### Instrução:
Transcreva, sem alterar nada, a passagem do trecho sobre os auxílios do TJ-SP que começa nas palavras "Sobre a diferença" e termina logo após "magistrados e servidores.".

::: Trecho :::

Em nota, a Corte destacou que os valores não são depositados ‘indistintamente’ e dependem de ‘comprovação da efetiva despesa pelo magistrado’.

Sobre a diferença entre os auxílios para magistrados e servidores, o tribunal diz que não há ‘disparidade’. “Ambos (magistrados e servidores) recebem em conformidade com o determinado pelo CNJ, sendo que servidores recebem há anos e os magistrados passaram a receber em 2021 (abaixo do fixado pelo CNJ).”, diz o texto.

O TJ-SP afirma ainda que a mudança observa as resoluções do Conselho Nacional de Justiça, que alterou os limites percentuais para reembolso aos magistrados e pagamento mensal aos servidores, e obedece critérios de ‘disponibilidade orçamentária, impacto financeiro e proporcionalidade’ entre o número de magistrados e servidores.

Na cerimônia de posse, na semana passada, o novo vice-presidente da Corte, Guilherme Gonçalves Strenger, deu sinais de que a gestão atual vai trabalhar em defesa dos interesses da magistratura e para corrigir o que chamou que ‘defasagem remuneratória’. Ele defendeu, mais de uma vez em seu discurso, a valorização da carreira, melhora das condições de trabalho e revisão dos subsídios.

::: Itens fornecidos :::

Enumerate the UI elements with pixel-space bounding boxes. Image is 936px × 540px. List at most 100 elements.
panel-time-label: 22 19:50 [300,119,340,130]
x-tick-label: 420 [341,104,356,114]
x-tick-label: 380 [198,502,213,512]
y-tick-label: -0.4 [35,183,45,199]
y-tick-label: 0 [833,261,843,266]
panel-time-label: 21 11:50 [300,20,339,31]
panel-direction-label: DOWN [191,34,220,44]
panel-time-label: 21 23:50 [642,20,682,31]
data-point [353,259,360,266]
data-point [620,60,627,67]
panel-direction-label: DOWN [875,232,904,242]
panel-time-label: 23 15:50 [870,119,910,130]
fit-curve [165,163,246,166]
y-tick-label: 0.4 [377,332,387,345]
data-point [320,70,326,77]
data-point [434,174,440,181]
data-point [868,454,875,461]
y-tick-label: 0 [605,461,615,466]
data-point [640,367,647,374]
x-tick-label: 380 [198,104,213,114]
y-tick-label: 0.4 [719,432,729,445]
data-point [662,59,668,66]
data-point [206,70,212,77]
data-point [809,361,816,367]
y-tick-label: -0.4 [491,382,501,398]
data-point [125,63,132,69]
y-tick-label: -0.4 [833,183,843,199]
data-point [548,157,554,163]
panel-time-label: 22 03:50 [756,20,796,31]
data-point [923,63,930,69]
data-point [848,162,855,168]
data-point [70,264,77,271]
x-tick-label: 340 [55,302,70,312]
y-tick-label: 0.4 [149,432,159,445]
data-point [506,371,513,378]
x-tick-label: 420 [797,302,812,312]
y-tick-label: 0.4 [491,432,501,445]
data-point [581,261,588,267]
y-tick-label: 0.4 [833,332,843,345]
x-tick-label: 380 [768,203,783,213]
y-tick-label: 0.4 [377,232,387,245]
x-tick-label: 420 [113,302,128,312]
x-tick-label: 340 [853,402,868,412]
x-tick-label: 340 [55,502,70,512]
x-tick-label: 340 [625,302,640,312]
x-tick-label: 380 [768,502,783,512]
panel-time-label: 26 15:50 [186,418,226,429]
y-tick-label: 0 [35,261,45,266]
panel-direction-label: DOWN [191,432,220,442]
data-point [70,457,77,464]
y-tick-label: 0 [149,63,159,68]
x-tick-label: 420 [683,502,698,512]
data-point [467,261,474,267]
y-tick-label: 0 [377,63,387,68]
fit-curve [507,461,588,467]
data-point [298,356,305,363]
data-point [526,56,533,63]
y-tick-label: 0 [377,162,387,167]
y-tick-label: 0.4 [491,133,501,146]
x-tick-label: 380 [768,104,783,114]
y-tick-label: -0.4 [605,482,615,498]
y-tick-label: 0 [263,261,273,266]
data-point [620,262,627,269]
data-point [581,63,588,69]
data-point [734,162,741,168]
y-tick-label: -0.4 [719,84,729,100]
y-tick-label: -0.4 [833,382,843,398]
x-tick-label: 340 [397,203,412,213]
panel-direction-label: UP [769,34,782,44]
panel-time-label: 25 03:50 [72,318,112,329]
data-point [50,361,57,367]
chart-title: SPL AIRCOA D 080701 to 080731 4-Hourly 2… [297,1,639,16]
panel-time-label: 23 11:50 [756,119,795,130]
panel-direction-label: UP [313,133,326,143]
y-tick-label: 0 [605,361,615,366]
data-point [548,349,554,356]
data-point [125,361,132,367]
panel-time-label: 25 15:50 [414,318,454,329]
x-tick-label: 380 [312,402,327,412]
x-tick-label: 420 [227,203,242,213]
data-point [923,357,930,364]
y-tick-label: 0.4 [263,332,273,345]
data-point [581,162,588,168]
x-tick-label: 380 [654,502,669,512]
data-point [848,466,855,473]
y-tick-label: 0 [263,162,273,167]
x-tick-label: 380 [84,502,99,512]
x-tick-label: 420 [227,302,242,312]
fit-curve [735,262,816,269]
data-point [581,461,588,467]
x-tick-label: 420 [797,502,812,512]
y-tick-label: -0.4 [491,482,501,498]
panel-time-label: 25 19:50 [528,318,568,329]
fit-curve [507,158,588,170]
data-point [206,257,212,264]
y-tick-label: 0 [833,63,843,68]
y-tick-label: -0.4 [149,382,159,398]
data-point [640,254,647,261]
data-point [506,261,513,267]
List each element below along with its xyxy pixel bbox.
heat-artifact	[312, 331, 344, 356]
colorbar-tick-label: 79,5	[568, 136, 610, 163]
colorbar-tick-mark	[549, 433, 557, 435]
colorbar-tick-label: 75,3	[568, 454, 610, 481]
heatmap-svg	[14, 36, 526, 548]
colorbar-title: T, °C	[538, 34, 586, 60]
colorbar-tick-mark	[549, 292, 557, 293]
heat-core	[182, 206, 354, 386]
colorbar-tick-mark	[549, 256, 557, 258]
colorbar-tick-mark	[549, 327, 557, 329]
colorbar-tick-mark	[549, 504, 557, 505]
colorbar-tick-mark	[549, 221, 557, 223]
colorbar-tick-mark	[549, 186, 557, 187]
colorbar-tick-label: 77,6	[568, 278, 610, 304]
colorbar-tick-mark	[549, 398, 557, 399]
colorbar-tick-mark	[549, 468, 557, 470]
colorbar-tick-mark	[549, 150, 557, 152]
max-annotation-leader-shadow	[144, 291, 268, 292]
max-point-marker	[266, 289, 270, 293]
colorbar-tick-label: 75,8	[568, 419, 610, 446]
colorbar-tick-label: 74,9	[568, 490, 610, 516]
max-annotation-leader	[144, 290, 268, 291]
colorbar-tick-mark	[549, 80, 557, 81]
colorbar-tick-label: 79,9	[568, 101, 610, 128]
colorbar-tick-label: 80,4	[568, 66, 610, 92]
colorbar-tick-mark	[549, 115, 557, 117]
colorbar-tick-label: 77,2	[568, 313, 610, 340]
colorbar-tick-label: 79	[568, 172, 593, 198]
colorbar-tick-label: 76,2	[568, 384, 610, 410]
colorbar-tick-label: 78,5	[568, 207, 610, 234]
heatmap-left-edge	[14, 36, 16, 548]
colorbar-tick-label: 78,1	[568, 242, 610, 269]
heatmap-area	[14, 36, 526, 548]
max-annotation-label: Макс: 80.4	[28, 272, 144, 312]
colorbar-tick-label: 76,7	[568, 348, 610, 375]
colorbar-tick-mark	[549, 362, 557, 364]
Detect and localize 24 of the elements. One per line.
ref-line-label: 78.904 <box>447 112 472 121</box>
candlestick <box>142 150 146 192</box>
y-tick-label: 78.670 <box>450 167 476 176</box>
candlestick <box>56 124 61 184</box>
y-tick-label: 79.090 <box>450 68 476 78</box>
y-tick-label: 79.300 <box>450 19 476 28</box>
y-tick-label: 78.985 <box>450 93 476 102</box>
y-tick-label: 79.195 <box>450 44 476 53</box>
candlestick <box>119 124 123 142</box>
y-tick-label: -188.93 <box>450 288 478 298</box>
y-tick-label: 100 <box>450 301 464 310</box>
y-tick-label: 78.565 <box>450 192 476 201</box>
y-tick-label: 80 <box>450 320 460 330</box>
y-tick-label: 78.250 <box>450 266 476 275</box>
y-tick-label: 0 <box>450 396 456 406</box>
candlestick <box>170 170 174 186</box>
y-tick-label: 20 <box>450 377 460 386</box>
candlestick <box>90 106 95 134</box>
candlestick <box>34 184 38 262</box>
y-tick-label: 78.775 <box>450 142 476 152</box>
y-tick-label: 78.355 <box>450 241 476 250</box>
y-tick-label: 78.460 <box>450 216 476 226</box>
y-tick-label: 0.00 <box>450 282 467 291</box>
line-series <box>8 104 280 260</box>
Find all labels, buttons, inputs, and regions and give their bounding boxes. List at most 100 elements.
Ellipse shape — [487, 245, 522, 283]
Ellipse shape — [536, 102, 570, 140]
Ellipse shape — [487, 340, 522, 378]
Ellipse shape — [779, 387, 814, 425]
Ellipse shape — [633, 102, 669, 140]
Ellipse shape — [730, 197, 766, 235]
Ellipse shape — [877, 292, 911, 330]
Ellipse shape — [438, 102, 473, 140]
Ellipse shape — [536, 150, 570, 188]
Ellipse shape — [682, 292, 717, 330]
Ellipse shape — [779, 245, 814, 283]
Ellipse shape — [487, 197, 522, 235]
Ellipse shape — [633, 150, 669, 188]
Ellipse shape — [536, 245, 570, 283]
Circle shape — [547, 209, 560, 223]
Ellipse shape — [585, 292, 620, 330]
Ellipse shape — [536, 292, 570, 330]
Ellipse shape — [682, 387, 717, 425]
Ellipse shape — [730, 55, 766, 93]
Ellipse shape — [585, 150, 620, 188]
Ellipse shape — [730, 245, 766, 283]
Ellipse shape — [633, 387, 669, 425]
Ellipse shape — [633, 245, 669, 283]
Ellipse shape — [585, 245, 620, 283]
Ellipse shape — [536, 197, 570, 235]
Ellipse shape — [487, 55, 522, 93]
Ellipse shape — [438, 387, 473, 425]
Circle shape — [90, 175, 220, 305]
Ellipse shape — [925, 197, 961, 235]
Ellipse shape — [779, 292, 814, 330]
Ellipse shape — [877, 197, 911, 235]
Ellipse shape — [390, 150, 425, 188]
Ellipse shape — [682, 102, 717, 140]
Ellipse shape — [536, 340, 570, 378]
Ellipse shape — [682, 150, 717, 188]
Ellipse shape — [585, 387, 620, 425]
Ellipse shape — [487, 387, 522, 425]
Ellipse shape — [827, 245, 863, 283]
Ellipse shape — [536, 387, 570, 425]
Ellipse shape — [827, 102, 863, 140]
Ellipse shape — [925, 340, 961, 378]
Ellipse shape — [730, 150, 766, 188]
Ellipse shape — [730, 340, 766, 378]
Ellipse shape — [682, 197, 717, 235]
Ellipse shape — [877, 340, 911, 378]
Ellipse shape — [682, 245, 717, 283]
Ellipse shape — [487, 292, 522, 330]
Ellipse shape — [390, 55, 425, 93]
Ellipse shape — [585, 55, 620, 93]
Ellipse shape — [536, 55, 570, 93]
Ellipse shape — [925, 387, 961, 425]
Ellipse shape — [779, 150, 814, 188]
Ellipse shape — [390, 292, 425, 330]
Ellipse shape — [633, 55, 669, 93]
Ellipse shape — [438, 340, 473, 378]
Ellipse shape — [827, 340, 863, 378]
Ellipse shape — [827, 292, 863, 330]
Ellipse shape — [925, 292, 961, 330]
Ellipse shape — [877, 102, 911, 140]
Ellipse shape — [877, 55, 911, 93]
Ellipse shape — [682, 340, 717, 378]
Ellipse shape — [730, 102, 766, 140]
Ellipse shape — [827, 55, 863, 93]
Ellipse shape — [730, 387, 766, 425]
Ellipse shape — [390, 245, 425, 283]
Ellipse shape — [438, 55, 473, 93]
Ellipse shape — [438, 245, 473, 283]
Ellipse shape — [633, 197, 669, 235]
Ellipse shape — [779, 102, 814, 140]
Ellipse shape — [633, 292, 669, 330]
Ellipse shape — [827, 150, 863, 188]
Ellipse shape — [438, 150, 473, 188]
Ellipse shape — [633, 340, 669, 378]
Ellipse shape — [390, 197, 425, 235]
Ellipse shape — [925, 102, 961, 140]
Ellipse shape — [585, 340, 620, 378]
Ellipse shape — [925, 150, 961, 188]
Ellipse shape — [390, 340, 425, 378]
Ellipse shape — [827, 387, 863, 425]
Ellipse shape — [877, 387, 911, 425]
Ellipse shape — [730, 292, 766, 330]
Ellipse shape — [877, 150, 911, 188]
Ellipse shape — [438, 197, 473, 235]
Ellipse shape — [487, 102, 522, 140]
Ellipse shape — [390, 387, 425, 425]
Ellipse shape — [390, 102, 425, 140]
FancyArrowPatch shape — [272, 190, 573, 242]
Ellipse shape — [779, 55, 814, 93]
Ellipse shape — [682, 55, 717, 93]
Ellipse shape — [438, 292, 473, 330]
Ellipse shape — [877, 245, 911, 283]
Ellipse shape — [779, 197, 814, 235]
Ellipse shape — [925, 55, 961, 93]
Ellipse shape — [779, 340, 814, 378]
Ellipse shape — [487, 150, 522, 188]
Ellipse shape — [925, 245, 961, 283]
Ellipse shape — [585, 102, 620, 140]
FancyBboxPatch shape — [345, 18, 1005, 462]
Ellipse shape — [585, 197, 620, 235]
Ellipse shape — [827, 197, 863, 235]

:::

### Exercício resolvido:
Sobre a diferença entre os auxílios para magistrados e servidores, o tribunal diz que não há ‘disparidade’. “Ambos (magistrados e servidores) recebem em conformidade com o determinado pelo CNJ, sendo que servidores recebem há anos e os magistrados passaram a receber em 2021 (abaixo do fixado pelo CNJ).”, diz o texto.

O TJ-SP afirma ainda que a mudança observa as resoluções do Conselho Nacional de Justiça, que alterou os limites percentuais para reembolso aos magistrados e pagamento mensal aos servidores, e obedece critérios de ‘disponibilidade orçamentária, impacto financeiro e proporcionalidade’ entre o número de magistrados e servidores.